◆ Task requirements
Write out the listing below exactly, and omit any images you find in it.

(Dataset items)
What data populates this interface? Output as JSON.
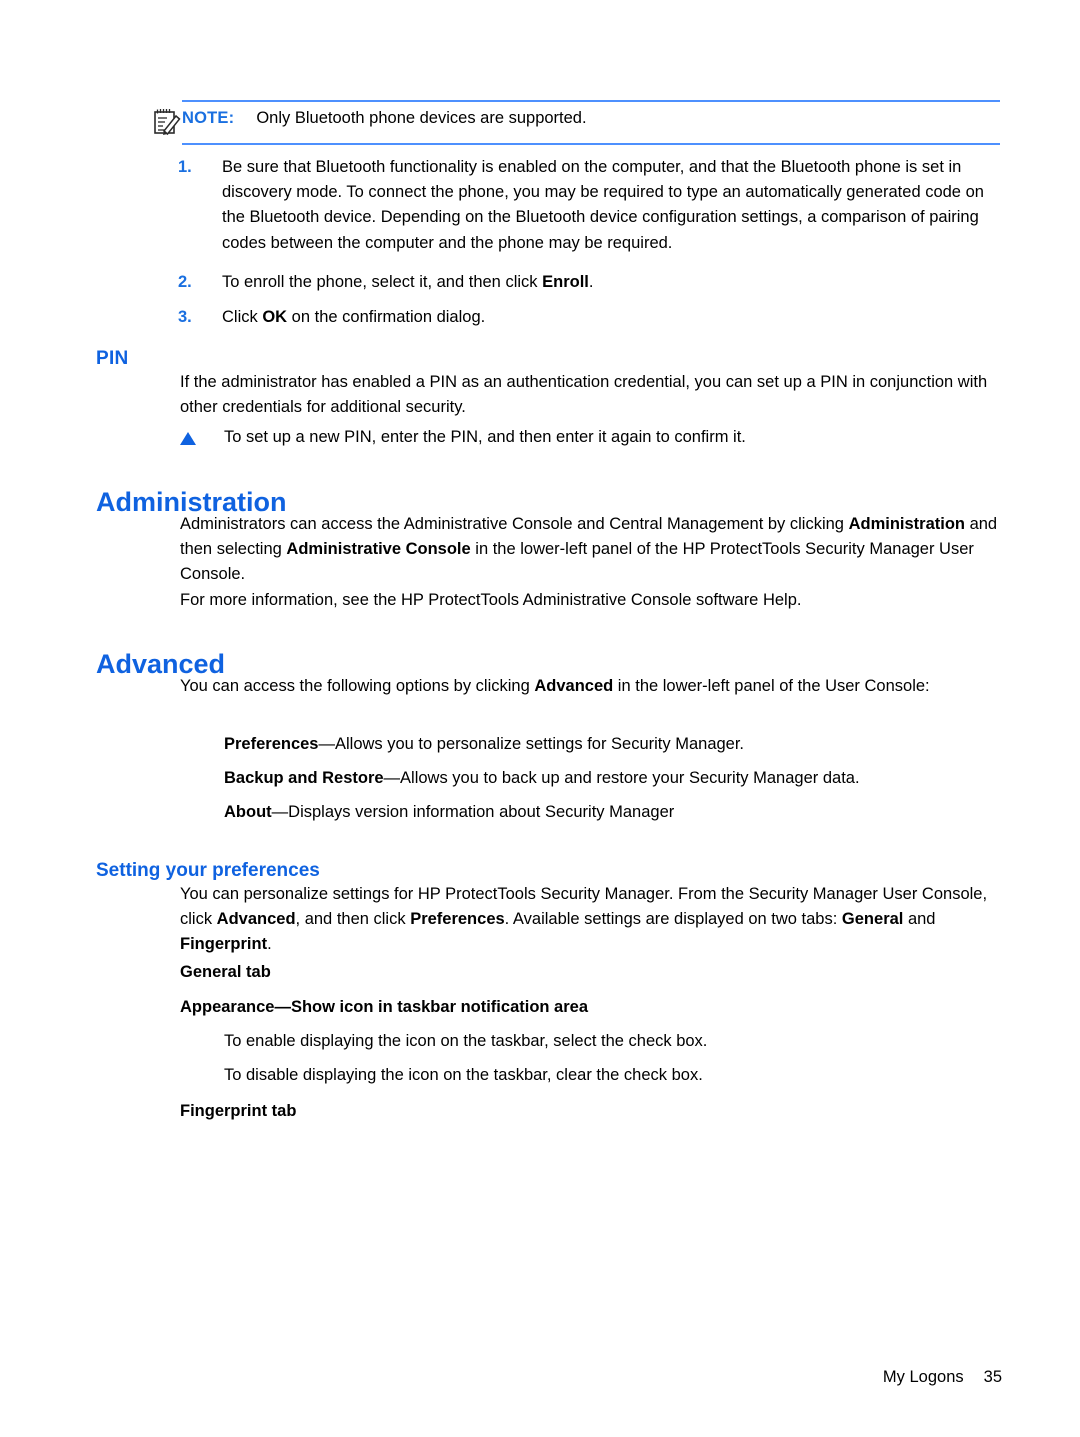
{
  "colors": {
    "heading_blue": "#0f62e0",
    "note_blue": "#1a6fe0",
    "rule_blue": "#4d90fe",
    "text_black": "#000000"
  },
  "note": {
    "icon": "note-pad-pencil-icon",
    "label": "NOTE:",
    "text": "Only Bluetooth phone devices are supported."
  },
  "procedure": {
    "items": [
      {
        "marker": "1.",
        "text": "Be sure that Bluetooth functionality is enabled on the computer, and that the Bluetooth phone is set in discovery mode. To connect the phone, you may be required to type an automatically generated code on the Bluetooth device. Depending on the Bluetooth device configuration settings, a comparison of pairing codes between the computer and the phone may be required."
      },
      {
        "marker": "2.",
        "text_before": "To enroll the phone, select it, and then click ",
        "text_bold": "Enroll",
        "text_after": "."
      },
      {
        "marker": "3.",
        "text_before": "Click ",
        "text_bold": "OK",
        "text_after": " on the confirmation dialog."
      }
    ]
  },
  "pin_section": {
    "heading": "PIN",
    "paragraph": "If the administrator has enabled a PIN as an authentication credential, you can set up a PIN in conjunction with other credentials for additional security.",
    "bullet": {
      "marker": "triangle-bullet-icon",
      "text": "To set up a new PIN, enter the PIN, and then enter it again to confirm it."
    }
  },
  "administration_section": {
    "heading": "Administration",
    "paragraph1": {
      "p1": "Administrators can access the Administrative Console and Central Management by clicking ",
      "b1": "Administration",
      "p2": " and then selecting ",
      "b2": "Administrative Console",
      "p3": " in the lower-left panel of the HP ProtectTools Security Manager User Console."
    },
    "paragraph2": "For more information, see the HP ProtectTools Administrative Console software Help."
  },
  "advanced_section": {
    "heading": "Advanced",
    "intro": {
      "p1": "You can access the following options by clicking ",
      "b1": "Advanced",
      "p2": " in the lower-left panel of the User Console:"
    },
    "options": [
      {
        "term": "Preferences",
        "dash": "—",
        "definition": "Allows you to personalize settings for Security Manager."
      },
      {
        "term": "Backup and Restore",
        "dash": "—",
        "definition": "Allows you to back up and restore your Security Manager data."
      },
      {
        "term": "About",
        "dash": "—",
        "definition": "Displays version information about Security Manager"
      }
    ]
  },
  "preferences_section": {
    "heading": "Setting your preferences",
    "paragraph": {
      "p1": "You can personalize settings for HP ProtectTools Security Manager. From the Security Manager User Console, click ",
      "b1": "Advanced",
      "p2": ", and then click ",
      "b2": "Preferences",
      "p3": ". Available settings are displayed on two tabs: ",
      "b3": "General",
      "p4": " and ",
      "b4": "Fingerprint",
      "p5": "."
    },
    "general_tab_label": "General tab",
    "appearance_label": "Appearance—Show icon in taskbar notification area",
    "enable_text": "To enable displaying the icon on the taskbar, select the check box.",
    "disable_text": "To disable displaying the icon on the taskbar, clear the check box.",
    "fingerprint_tab_label": "Fingerprint tab"
  },
  "footer": {
    "chapter": "My Logons",
    "page_number": "35"
  }
}
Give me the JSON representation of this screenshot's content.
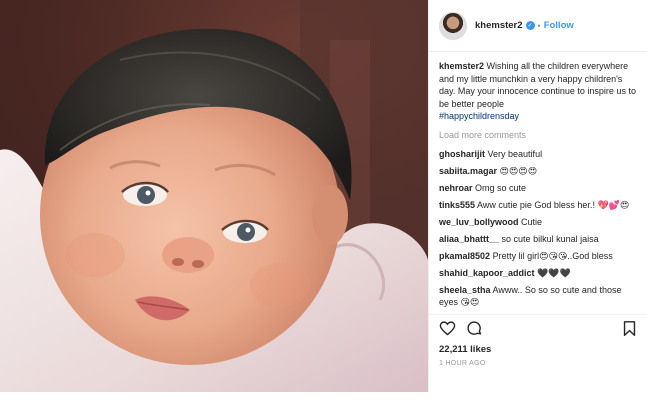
{
  "post": {
    "image_alt": "baby photo",
    "author": {
      "username": "khemster2",
      "verified_icon": "verified-badge-icon",
      "separator": "•",
      "follow_label": "Follow"
    },
    "caption": {
      "username": "khemster2",
      "text": "Wishing all the children everywhere and my little munchkin a very happy children's day. May your innocence continue to inspire us to be better people",
      "hashtag": "#happychildrensday"
    },
    "load_more_label": "Load more comments",
    "comments": [
      {
        "username": "ghosharijit",
        "text": "Very beautiful"
      },
      {
        "username": "sabiita.magar",
        "text": "😍😍😍😍"
      },
      {
        "username": "nehroar",
        "text": "Omg so cute"
      },
      {
        "username": "tinks555",
        "text": "Aww cutie pie God bless her.! 💖💕😍"
      },
      {
        "username": "we_luv_bollywood",
        "text": "Cutie"
      },
      {
        "username": "aliaa_bhattt__",
        "text": "so cute bilkul kunal jaisa"
      },
      {
        "username": "pkamal8502",
        "text": "Pretty lil girl😍😘😘..God bless"
      },
      {
        "username": "shahid_kapoor_addict",
        "text": "🖤🖤🖤"
      },
      {
        "username": "sheela_stha",
        "text": "Awww.. So so so cute and those eyes 😘😍"
      }
    ],
    "actions": {
      "like_icon": "heart-outline-icon",
      "comment_icon": "comment-bubble-icon",
      "save_icon": "bookmark-icon"
    },
    "likes": "22,211 likes",
    "timestamp": "1 HOUR AGO"
  },
  "colors": {
    "link_blue": "#3897f0",
    "hashtag": "#003569",
    "muted": "#999999",
    "text": "#262626"
  }
}
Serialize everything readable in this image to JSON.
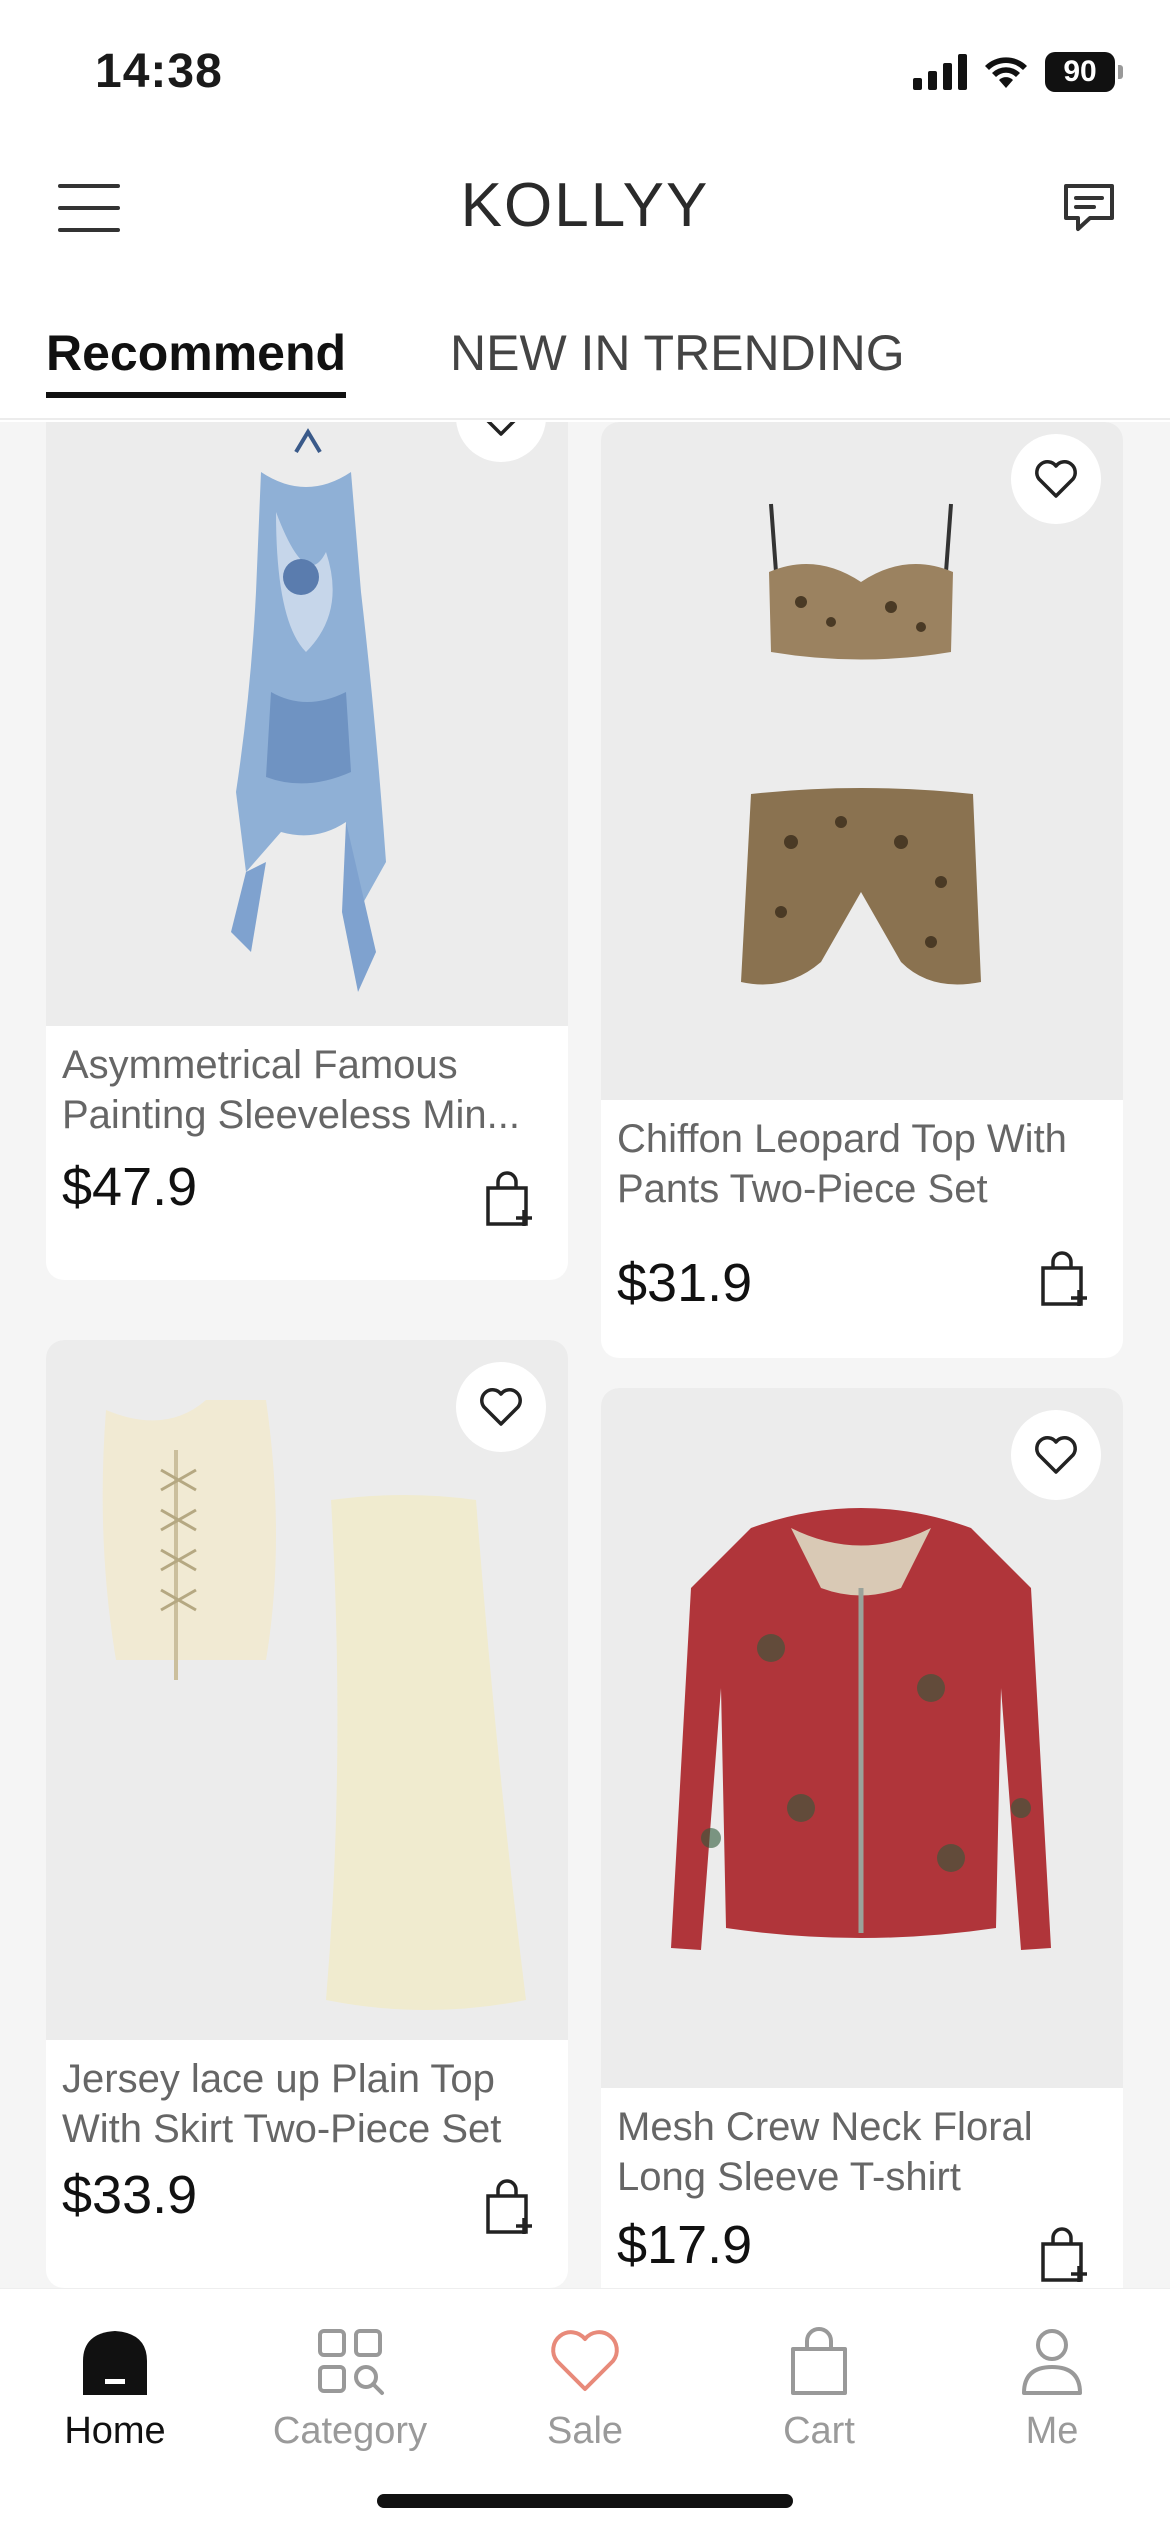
{
  "status": {
    "time": "14:38",
    "battery": "90"
  },
  "header": {
    "brand": "KOLLYY",
    "menu_icon": "hamburger-menu-icon",
    "message_icon": "chat-message-icon"
  },
  "tabs": [
    {
      "label": "Recommend",
      "active": true
    },
    {
      "label": "NEW IN TRENDING",
      "active": false
    }
  ],
  "products": [
    {
      "title_line1": "Asymmetrical Famous",
      "title_line2": "Painting Sleeveless Min...",
      "price": "$47.9",
      "image": "blue-ruffle-dress"
    },
    {
      "title_line1": "Chiffon Leopard Top With",
      "title_line2": "Pants Two-Piece Set",
      "price": "$31.9",
      "image": "leopard-two-piece"
    },
    {
      "title_line1": "Jersey lace up Plain Top",
      "title_line2": "With Skirt Two-Piece Set",
      "price": "$33.9",
      "image": "cream-lace-up-set"
    },
    {
      "title_line1": "Mesh Crew Neck Floral",
      "title_line2": "Long Sleeve T-shirt",
      "price": "$17.9",
      "image": "red-rose-mesh-top"
    }
  ],
  "bottom_nav": [
    {
      "label": "Home",
      "icon": "home-icon",
      "active": true
    },
    {
      "label": "Category",
      "icon": "category-icon",
      "active": false
    },
    {
      "label": "Sale",
      "icon": "heart-sale-icon",
      "active": false
    },
    {
      "label": "Cart",
      "icon": "cart-bag-icon",
      "active": false
    },
    {
      "label": "Me",
      "icon": "profile-icon",
      "active": false
    }
  ],
  "colors": {
    "accent": "#111111",
    "sale_heart": "#e88a7a",
    "inactive": "#9a9a9a",
    "feed_bg": "#f5f5f5"
  }
}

◆ Final answer
What data populates this interface? Output as JSON.
{
  "colors": {
    "heading_blue": "#0f62e0",
    "note_blue": "#1a6fe0",
    "rule_blue": "#4d90fe",
    "text_black": "#000000"
  },
  "note": {
    "icon": "note-pad-pencil-icon",
    "label": "NOTE:",
    "text": "Only Bluetooth phone devices are supported."
  },
  "procedure": {
    "items": [
      {
        "marker": "1.",
        "text": "Be sure that Bluetooth functionality is enabled on the computer, and that the Bluetooth phone is set in discovery mode. To connect the phone, you may be required to type an automatically generated code on the Bluetooth device. Depending on the Bluetooth device configuration settings, a comparison of pairing codes between the computer and the phone may be required."
      },
      {
        "marker": "2.",
        "text_before": "To enroll the phone, select it, and then click ",
        "text_bold": "Enroll",
        "text_after": "."
      },
      {
        "marker": "3.",
        "text_before": "Click ",
        "text_bold": "OK",
        "text_after": " on the confirmation dialog."
      }
    ]
  },
  "pin_section": {
    "heading": "PIN",
    "paragraph": "If the administrator has enabled a PIN as an authentication credential, you can set up a PIN in conjunction with other credentials for additional security.",
    "bullet": {
      "marker": "triangle-bullet-icon",
      "text": "To set up a new PIN, enter the PIN, and then enter it again to confirm it."
    }
  },
  "administration_section": {
    "heading": "Administration",
    "paragraph1": {
      "p1": "Administrators can access the Administrative Console and Central Management by clicking ",
      "b1": "Administration",
      "p2": " and then selecting ",
      "b2": "Administrative Console",
      "p3": " in the lower-left panel of the HP ProtectTools Security Manager User Console."
    },
    "paragraph2": "For more information, see the HP ProtectTools Administrative Console software Help."
  },
  "advanced_section": {
    "heading": "Advanced",
    "intro": {
      "p1": "You can access the following options by clicking ",
      "b1": "Advanced",
      "p2": " in the lower-left panel of the User Console:"
    },
    "options": [
      {
        "term": "Preferences",
        "dash": "—",
        "definition": "Allows you to personalize settings for Security Manager."
      },
      {
        "term": "Backup and Restore",
        "dash": "—",
        "definition": "Allows you to back up and restore your Security Manager data."
      },
      {
        "term": "About",
        "dash": "—",
        "definition": "Displays version information about Security Manager"
      }
    ]
  },
  "preferences_section": {
    "heading": "Setting your preferences",
    "paragraph": {
      "p1": "You can personalize settings for HP ProtectTools Security Manager. From the Security Manager User Console, click ",
      "b1": "Advanced",
      "p2": ", and then click ",
      "b2": "Preferences",
      "p3": ". Available settings are displayed on two tabs: ",
      "b3": "General",
      "p4": " and ",
      "b4": "Fingerprint",
      "p5": "."
    },
    "general_tab_label": "General tab",
    "appearance_label": "Appearance—Show icon in taskbar notification area",
    "enable_text": "To enable displaying the icon on the taskbar, select the check box.",
    "disable_text": "To disable displaying the icon on the taskbar, clear the check box.",
    "fingerprint_tab_label": "Fingerprint tab"
  },
  "footer": {
    "chapter": "My Logons",
    "page_number": "35"
  }
}
Give me the JSON representation of this screenshot's content.
{
  "post": {
    "image_alt": "baby photo",
    "author": {
      "username": "khemster2",
      "verified_icon": "verified-badge-icon",
      "separator": "•",
      "follow_label": "Follow"
    },
    "caption": {
      "username": "khemster2",
      "text": "Wishing all the children everywhere and my little munchkin a very happy children's day. May your innocence continue to inspire us to be better people",
      "hashtag": "#happychildrensday"
    },
    "load_more_label": "Load more comments",
    "comments": [
      {
        "username": "ghosharijit",
        "text": "Very beautiful"
      },
      {
        "username": "sabiita.magar",
        "text": "😍😍😍😍"
      },
      {
        "username": "nehroar",
        "text": "Omg so cute"
      },
      {
        "username": "tinks555",
        "text": "Aww cutie pie God bless her.! 💖💕😍"
      },
      {
        "username": "we_luv_bollywood",
        "text": "Cutie"
      },
      {
        "username": "aliaa_bhattt__",
        "text": "so cute bilkul kunal jaisa"
      },
      {
        "username": "pkamal8502",
        "text": "Pretty lil girl😍😘😘..God bless"
      },
      {
        "username": "shahid_kapoor_addict",
        "text": "🖤🖤🖤"
      },
      {
        "username": "sheela_stha",
        "text": "Awww.. So so so cute and those eyes 😘😍"
      }
    ],
    "actions": {
      "like_icon": "heart-outline-icon",
      "comment_icon": "comment-bubble-icon",
      "save_icon": "bookmark-icon"
    },
    "likes": "22,211 likes",
    "timestamp": "1 HOUR AGO"
  },
  "colors": {
    "link_blue": "#3897f0",
    "hashtag": "#003569",
    "muted": "#999999",
    "text": "#262626"
  }
}
Serialize everything readable in this image to JSON.
{
  "status": {
    "time": "14:38",
    "battery": "90"
  },
  "header": {
    "brand": "KOLLYY",
    "menu_icon": "hamburger-menu-icon",
    "message_icon": "chat-message-icon"
  },
  "tabs": [
    {
      "label": "Recommend",
      "active": true
    },
    {
      "label": "NEW IN TRENDING",
      "active": false
    }
  ],
  "products": [
    {
      "title_line1": "Asymmetrical Famous",
      "title_line2": "Painting Sleeveless Min...",
      "price": "$47.9",
      "image": "blue-ruffle-dress"
    },
    {
      "title_line1": "Chiffon Leopard Top With",
      "title_line2": "Pants Two-Piece Set",
      "price": "$31.9",
      "image": "leopard-two-piece"
    },
    {
      "title_line1": "Jersey lace up Plain Top",
      "title_line2": "With Skirt Two-Piece Set",
      "price": "$33.9",
      "image": "cream-lace-up-set"
    },
    {
      "title_line1": "Mesh Crew Neck Floral",
      "title_line2": "Long Sleeve T-shirt",
      "price": "$17.9",
      "image": "red-rose-mesh-top"
    }
  ],
  "bottom_nav": [
    {
      "label": "Home",
      "icon": "home-icon",
      "active": true
    },
    {
      "label": "Category",
      "icon": "category-icon",
      "active": false
    },
    {
      "label": "Sale",
      "icon": "heart-sale-icon",
      "active": false
    },
    {
      "label": "Cart",
      "icon": "cart-bag-icon",
      "active": false
    },
    {
      "label": "Me",
      "icon": "profile-icon",
      "active": false
    }
  ],
  "colors": {
    "accent": "#111111",
    "sale_heart": "#e88a7a",
    "inactive": "#9a9a9a",
    "feed_bg": "#f5f5f5"
  }
}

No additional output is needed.